**Exercise instructions**
Output the lines that follow exactly as they are.

= = = = = = =

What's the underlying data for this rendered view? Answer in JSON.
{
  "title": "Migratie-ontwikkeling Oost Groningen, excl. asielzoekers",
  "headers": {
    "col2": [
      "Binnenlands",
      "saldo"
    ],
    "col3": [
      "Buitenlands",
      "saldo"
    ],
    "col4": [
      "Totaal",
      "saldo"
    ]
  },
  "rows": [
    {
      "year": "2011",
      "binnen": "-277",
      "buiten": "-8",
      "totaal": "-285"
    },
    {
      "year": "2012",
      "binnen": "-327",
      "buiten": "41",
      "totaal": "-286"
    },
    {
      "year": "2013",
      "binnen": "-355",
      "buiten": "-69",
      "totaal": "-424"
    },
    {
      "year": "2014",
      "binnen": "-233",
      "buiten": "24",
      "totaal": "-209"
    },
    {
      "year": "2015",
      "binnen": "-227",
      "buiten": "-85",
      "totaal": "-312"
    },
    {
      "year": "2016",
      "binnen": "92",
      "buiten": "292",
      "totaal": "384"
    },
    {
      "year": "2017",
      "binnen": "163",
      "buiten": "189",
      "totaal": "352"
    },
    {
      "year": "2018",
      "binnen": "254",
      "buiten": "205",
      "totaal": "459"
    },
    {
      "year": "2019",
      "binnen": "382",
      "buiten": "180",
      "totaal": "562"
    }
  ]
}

= = = = = = =

**Answer to the exercise**
What's the underlying data for this rendered view? Answer in JSON.
{
  "title": "Migratie-ontwikkeling Oost Groningen, excl. asielzoekers",
  "headers": {
    "col2": [
      "Binnenlands",
      "saldo"
    ],
    "col3": [
      "Buitenlands",
      "saldo"
    ],
    "col4": [
      "Totaal",
      "saldo"
    ]
  },
  "rows": [
    {
      "year": "2011",
      "binnen": "-277",
      "buiten": "-8",
      "totaal": "-285"
    },
    {
      "year": "2012",
      "binnen": "-327",
      "buiten": "41",
      "totaal": "-286"
    },
    {
      "year": "2013",
      "binnen": "-355",
      "buiten": "-69",
      "totaal": "-424"
    },
    {
      "year": "2014",
      "binnen": "-233",
      "buiten": "24",
      "totaal": "-209"
    },
    {
      "year": "2015",
      "binnen": "-227",
      "buiten": "-85",
      "totaal": "-312"
    },
    {
      "year": "2016",
      "binnen": "92",
      "buiten": "292",
      "totaal": "384"
    },
    {
      "year": "2017",
      "binnen": "163",
      "buiten": "189",
      "totaal": "352"
    },
    {
      "year": "2018",
      "binnen": "254",
      "buiten": "205",
      "totaal": "459"
    },
    {
      "year": "2019",
      "binnen": "382",
      "buiten": "180",
      "totaal": "562"
    }
  ]
}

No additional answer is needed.